** start of SUPPLIED INFORMATION **

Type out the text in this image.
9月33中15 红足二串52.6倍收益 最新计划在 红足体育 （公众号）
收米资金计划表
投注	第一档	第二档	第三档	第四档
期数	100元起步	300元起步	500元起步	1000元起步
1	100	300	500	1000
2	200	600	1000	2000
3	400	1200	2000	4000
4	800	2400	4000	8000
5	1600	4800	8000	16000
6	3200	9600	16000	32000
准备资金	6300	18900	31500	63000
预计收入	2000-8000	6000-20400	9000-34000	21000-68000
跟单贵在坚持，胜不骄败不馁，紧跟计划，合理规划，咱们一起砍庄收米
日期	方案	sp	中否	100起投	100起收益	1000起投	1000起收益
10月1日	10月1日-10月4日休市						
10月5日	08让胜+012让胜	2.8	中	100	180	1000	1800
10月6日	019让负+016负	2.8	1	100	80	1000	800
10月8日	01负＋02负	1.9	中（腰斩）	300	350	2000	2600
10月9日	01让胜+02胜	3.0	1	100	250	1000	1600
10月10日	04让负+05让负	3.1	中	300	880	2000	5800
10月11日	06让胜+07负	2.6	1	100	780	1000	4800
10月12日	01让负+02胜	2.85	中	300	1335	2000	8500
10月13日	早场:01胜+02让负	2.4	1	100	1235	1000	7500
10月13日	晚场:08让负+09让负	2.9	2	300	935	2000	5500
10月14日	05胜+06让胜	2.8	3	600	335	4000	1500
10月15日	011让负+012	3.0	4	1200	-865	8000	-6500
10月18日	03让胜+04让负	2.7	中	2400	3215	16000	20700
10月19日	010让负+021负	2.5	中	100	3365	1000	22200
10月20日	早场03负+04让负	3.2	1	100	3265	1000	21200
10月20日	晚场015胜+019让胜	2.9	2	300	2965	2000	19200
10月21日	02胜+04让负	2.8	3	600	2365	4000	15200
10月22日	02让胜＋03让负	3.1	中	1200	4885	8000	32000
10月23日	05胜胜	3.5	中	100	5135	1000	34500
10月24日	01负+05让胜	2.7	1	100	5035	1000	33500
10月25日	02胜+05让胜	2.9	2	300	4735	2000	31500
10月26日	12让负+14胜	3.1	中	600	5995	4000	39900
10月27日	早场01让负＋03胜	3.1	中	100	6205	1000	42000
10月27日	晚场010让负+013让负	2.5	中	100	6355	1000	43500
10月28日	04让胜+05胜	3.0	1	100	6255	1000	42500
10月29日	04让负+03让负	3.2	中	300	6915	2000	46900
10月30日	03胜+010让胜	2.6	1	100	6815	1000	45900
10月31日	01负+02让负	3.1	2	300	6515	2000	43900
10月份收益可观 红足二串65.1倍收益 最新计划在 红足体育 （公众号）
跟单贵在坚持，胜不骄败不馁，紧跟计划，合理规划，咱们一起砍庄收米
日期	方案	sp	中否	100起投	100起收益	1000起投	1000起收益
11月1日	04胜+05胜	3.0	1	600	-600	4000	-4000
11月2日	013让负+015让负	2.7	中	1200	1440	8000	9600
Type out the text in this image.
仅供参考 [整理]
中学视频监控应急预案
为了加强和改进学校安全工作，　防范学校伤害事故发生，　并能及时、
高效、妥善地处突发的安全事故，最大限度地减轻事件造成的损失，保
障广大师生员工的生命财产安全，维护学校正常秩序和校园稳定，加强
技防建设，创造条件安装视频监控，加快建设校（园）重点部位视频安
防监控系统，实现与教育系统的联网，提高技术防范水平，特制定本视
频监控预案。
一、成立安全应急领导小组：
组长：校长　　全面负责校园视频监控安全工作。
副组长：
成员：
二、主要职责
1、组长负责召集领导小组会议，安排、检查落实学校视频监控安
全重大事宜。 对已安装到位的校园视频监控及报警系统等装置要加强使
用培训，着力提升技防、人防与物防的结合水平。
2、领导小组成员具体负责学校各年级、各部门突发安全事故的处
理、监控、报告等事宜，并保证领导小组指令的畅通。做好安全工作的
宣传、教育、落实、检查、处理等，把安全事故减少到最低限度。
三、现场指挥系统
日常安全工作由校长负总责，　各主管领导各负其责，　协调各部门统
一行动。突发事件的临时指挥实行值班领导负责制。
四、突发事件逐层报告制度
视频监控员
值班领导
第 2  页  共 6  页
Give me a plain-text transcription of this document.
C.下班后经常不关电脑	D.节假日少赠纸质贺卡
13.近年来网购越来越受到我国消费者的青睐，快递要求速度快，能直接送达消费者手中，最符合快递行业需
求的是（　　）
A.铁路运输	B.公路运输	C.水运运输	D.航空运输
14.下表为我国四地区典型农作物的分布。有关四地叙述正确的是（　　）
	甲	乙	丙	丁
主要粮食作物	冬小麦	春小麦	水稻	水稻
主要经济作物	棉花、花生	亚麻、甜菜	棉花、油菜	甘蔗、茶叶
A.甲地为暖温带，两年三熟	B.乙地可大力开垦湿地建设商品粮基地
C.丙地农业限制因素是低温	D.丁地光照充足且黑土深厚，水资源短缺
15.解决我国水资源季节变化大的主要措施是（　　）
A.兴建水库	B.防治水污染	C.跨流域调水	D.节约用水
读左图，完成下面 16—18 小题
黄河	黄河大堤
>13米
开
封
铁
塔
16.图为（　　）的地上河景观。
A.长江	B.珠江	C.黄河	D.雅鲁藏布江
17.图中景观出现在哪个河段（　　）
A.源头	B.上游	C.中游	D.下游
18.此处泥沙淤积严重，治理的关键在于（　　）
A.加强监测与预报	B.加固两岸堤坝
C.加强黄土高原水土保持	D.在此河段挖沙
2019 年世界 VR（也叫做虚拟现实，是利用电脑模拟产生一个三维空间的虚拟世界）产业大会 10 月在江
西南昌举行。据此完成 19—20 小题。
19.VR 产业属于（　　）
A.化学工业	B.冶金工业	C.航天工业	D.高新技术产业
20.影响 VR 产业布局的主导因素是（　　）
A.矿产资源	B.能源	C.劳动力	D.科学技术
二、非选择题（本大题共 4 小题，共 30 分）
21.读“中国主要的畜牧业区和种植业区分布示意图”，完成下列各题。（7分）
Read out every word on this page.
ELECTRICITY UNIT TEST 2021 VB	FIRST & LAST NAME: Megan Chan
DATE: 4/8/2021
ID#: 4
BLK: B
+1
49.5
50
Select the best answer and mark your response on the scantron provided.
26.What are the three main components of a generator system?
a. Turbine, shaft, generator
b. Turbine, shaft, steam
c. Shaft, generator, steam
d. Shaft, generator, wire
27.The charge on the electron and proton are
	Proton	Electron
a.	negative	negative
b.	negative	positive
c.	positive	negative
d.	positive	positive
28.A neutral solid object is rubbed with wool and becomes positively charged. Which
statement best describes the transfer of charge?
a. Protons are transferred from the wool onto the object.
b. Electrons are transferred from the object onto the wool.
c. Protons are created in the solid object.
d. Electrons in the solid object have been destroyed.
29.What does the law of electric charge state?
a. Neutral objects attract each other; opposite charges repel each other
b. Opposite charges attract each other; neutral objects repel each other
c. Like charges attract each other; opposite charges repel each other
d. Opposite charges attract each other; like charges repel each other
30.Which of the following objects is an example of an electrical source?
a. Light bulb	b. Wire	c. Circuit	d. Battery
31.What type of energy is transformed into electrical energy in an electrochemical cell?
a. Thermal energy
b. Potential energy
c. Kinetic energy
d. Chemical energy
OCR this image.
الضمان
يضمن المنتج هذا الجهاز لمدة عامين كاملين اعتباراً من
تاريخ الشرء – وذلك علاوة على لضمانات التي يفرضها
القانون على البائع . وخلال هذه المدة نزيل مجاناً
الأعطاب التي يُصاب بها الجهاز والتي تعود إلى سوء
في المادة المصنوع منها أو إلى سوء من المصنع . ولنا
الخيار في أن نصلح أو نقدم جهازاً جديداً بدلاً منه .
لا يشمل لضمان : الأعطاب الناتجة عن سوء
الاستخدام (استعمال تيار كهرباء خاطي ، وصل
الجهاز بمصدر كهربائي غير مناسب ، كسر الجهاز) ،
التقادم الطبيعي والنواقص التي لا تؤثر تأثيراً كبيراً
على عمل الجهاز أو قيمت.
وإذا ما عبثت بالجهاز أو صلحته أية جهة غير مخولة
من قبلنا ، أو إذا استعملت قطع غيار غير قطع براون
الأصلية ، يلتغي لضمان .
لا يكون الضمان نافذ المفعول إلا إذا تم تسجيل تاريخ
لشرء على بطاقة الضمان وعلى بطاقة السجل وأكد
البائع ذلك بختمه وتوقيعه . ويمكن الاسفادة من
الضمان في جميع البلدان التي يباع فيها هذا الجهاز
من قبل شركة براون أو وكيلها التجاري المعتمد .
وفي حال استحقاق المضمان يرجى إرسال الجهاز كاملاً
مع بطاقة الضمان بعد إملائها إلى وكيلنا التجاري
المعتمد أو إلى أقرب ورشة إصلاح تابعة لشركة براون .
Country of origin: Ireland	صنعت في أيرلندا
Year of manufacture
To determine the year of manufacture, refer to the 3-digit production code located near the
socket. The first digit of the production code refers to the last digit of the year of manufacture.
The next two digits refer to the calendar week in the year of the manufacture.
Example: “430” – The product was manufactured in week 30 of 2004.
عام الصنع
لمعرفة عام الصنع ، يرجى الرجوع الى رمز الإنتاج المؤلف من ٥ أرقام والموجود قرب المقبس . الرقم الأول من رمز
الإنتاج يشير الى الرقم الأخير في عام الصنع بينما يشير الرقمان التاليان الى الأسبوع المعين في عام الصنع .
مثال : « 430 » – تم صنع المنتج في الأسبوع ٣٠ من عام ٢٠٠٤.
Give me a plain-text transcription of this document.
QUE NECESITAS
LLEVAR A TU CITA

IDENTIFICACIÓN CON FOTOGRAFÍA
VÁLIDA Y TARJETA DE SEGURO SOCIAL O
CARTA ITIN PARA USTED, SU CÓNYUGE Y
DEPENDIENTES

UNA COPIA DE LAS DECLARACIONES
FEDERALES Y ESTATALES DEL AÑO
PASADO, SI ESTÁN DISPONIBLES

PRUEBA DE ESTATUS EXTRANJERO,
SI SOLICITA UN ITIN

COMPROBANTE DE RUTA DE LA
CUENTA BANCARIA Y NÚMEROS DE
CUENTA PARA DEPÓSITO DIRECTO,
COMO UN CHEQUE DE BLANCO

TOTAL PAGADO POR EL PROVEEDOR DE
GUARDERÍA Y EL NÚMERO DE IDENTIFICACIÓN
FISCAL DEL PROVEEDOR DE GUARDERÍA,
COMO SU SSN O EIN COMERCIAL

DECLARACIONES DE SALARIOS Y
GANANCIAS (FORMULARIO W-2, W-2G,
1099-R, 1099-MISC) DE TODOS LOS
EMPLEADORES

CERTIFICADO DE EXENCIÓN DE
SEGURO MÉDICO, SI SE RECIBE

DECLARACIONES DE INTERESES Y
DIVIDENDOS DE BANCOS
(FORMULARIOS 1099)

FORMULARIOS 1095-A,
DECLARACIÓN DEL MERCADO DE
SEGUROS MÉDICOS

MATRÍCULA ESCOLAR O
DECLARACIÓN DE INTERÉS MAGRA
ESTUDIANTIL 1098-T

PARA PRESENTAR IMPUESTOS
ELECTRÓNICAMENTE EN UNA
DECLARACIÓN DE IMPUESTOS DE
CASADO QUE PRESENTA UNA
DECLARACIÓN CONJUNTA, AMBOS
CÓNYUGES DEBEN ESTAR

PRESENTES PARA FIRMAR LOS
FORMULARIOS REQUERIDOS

** end of SUPPLIED INFORMATION **

Pull out each line of the listing that holds the string "GUARDERÍA".

FINAL ANSWER
GUARDERÍA Y EL NÚMERO DE IDENTIFICACIÓN
FISCAL DEL PROVEEDOR DE GUARDERÍA,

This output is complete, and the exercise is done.